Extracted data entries
..............................

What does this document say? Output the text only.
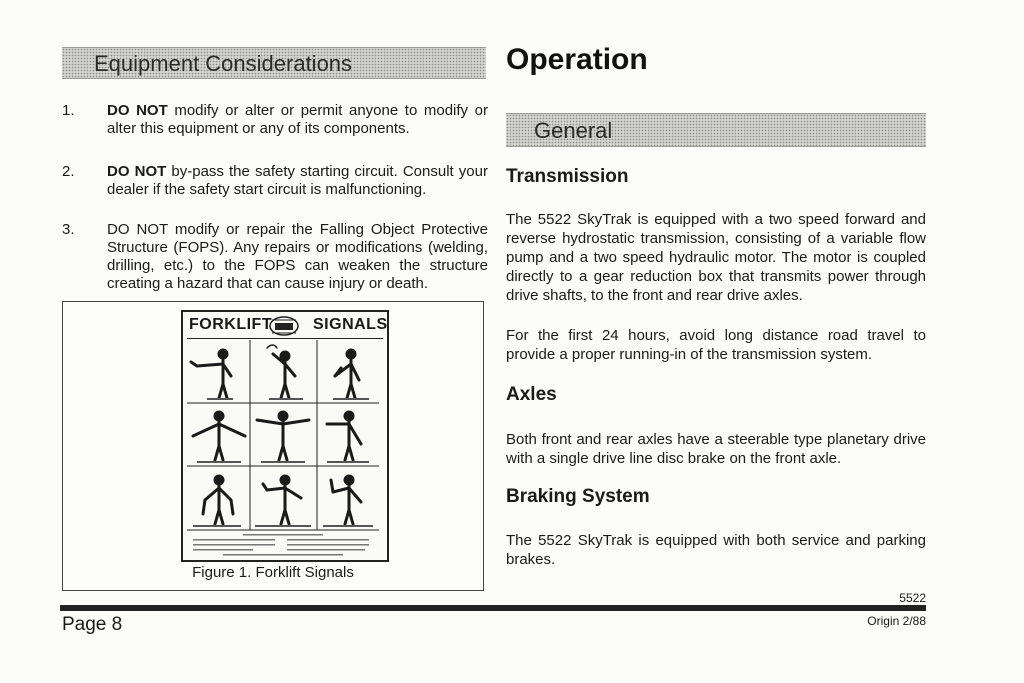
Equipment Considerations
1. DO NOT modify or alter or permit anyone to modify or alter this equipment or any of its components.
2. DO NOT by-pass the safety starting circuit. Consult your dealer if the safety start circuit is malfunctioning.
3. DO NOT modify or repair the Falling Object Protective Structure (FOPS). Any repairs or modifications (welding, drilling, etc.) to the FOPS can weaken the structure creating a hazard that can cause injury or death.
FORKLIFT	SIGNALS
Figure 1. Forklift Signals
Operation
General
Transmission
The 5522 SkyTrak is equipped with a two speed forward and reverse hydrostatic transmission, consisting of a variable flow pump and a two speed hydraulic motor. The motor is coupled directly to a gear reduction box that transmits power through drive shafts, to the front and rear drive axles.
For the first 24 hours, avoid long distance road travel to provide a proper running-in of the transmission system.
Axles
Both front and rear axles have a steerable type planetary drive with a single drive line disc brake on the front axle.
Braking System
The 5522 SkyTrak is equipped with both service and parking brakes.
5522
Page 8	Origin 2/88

..............................

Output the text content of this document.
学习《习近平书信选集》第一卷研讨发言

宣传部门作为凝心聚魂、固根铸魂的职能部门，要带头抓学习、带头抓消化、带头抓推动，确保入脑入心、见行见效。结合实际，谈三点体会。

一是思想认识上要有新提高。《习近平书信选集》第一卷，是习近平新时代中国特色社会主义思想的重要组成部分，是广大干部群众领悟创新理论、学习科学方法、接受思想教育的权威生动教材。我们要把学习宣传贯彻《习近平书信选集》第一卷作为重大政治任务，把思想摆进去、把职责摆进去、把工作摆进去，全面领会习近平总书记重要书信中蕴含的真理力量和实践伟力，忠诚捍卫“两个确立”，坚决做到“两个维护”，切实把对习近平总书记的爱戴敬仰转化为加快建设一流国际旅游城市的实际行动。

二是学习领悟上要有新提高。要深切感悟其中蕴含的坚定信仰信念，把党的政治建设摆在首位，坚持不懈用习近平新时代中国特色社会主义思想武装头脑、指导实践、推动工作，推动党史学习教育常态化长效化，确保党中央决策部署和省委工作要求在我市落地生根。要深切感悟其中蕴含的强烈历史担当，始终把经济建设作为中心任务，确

..............................

DIRECTIVE:
From the entries, copy out each line containing the word "drive".

OUTPUT:
The 5522 SkyTrak is equipped with a two speed forward and reverse hydrostatic transmission, consisting of a variable flow pump and a two speed hydraulic motor. The motor is coupled directly to a gear reduction box that transmits power through drive shafts, to the front and rear drive axles.
Both front and rear axles have a steerable type planetary drive with a single drive line disc brake on the front axle.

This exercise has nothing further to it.